* START ROWS *

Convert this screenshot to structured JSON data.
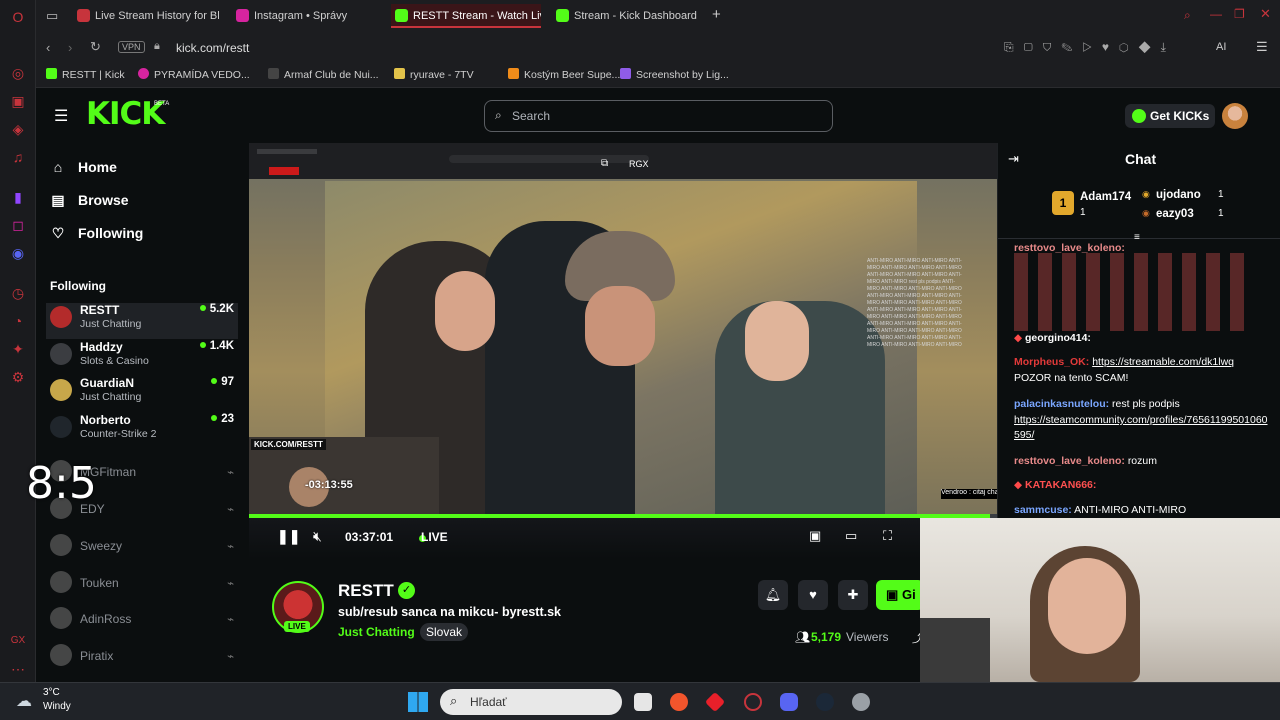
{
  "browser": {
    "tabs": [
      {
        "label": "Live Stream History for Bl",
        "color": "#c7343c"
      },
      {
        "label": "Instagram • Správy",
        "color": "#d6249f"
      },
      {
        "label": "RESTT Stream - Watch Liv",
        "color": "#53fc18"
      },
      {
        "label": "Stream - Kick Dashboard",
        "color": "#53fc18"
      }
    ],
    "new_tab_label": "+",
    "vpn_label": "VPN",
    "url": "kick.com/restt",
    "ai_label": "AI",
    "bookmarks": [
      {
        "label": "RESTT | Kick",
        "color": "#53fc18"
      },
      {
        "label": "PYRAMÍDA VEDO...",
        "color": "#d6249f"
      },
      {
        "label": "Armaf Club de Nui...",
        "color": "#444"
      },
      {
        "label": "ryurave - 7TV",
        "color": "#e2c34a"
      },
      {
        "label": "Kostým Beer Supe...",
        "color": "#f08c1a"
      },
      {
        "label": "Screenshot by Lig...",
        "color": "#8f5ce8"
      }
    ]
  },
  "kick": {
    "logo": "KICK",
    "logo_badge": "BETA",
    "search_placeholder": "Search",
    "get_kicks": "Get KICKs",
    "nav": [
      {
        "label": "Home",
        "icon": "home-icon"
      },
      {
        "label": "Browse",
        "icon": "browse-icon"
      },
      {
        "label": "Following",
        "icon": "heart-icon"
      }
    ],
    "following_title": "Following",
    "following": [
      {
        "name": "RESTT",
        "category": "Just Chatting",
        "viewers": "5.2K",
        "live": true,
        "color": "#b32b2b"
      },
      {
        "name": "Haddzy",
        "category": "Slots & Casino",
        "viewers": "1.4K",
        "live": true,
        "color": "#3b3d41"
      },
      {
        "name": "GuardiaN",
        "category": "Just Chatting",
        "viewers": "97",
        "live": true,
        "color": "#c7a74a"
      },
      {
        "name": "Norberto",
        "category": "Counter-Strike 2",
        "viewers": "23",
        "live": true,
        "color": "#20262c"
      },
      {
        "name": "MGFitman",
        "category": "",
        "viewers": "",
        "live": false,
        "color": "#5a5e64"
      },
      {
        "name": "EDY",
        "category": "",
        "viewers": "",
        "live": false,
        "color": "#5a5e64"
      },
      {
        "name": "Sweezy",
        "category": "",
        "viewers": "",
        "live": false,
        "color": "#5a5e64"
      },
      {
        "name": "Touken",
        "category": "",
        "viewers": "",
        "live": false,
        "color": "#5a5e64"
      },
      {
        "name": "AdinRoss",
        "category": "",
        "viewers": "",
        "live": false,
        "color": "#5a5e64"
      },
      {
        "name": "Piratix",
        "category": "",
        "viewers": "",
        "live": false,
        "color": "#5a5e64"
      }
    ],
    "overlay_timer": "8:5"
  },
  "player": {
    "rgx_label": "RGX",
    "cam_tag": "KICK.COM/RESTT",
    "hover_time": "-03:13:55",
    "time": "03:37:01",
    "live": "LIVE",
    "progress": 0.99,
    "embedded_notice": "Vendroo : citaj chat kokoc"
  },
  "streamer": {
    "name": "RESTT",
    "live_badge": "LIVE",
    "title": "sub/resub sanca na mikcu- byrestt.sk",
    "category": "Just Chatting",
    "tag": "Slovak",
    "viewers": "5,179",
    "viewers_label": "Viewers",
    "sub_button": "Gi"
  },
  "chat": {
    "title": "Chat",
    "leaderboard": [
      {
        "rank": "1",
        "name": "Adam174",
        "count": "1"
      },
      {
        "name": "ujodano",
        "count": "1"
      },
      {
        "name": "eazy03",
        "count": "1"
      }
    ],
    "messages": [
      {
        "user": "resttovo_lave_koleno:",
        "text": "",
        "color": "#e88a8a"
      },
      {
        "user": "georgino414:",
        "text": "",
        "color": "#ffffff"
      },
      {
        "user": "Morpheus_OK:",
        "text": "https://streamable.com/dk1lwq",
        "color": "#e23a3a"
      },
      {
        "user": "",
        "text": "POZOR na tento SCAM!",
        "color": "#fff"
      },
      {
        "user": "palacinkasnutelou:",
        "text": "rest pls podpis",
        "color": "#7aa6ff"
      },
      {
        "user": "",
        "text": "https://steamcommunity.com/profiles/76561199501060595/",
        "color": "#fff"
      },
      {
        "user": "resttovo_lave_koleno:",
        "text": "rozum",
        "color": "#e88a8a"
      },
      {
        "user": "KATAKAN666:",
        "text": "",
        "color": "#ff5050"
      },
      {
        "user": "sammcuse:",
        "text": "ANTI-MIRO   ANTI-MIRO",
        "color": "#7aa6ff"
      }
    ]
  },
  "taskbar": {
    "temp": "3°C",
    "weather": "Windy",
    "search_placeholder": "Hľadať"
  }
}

* END ROWS *
* START ROWS *

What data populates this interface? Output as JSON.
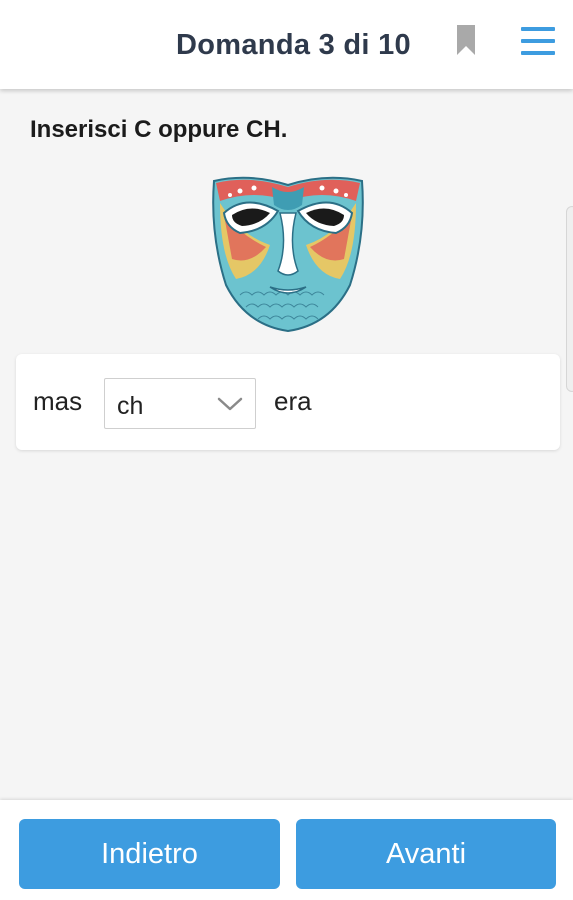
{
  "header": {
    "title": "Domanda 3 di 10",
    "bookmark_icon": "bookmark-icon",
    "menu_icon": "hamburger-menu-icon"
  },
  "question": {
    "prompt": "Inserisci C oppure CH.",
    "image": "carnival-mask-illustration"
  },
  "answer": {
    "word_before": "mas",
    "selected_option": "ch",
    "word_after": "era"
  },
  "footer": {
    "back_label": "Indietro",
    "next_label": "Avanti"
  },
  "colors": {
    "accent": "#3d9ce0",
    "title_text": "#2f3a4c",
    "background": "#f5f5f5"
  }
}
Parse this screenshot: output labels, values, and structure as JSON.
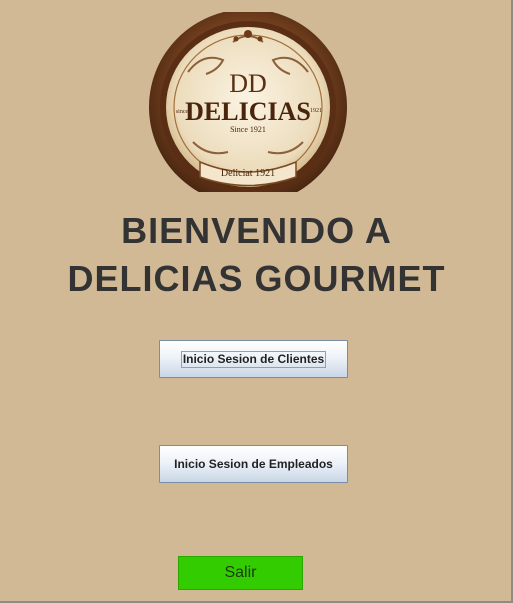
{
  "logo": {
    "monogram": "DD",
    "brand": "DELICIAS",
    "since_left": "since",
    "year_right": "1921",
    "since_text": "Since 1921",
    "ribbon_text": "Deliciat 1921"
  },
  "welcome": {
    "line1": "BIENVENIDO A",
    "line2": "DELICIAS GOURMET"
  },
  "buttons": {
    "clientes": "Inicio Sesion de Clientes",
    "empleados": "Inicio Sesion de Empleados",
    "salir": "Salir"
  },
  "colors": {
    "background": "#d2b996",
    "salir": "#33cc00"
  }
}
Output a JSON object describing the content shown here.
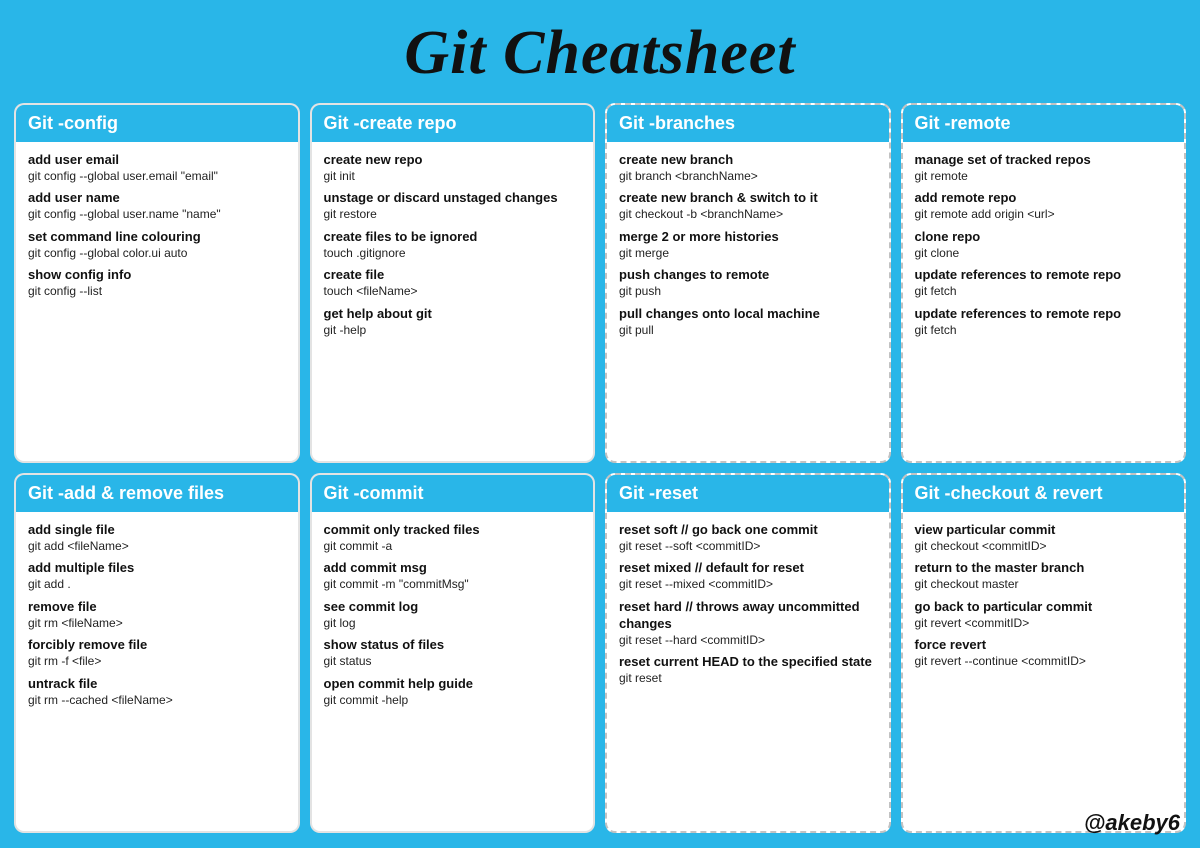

* END ROWS *

» **THE PROBLEM**
In the listing above, find the line containing "What data populates" and the line containing "Output a JSON". Print those two lines and every line between them exactly, with no pictures.

» **RESPONSE**
What data populates this interface? Output as JSON.
{
  "header": {
    "title": "Domanda 3 di 10",
    "bookmark_icon": "bookmark-icon",
    "menu_icon": "hamburger-menu-icon"
  },
  "question": {
    "prompt": "Inserisci C oppure CH.",
    "image": "carnival-mask-illustration"
  },
  "answer": {
    "word_before": "mas",
    "selected_option": "ch",
    "word_after": "era"
  },
  "footer": {
    "back_label": "Indietro",
    "next_label": "Avanti"
  },
  "colors": {
    "accent": "#3d9ce0",
    "title_text": "#2f3a4c",
    "background": "#f5f5f5"
  }
}
Parse this screenshot: output labels, values, and structure as JSON.
{
  "logo": {
    "monogram": "DD",
    "brand": "DELICIAS",
    "since_left": "since",
    "year_right": "1921",
    "since_text": "Since 1921",
    "ribbon_text": "Deliciat 1921"
  },
  "welcome": {
    "line1": "BIENVENIDO A",
    "line2": "DELICIAS GOURMET"
  },
  "buttons": {
    "clientes": "Inicio Sesion de Clientes",
    "empleados": "Inicio Sesion de Empleados",
    "salir": "Salir"
  },
  "colors": {
    "background": "#d2b996",
    "salir": "#33cc00"
  }
}
Output a JSON object describing the content shown here.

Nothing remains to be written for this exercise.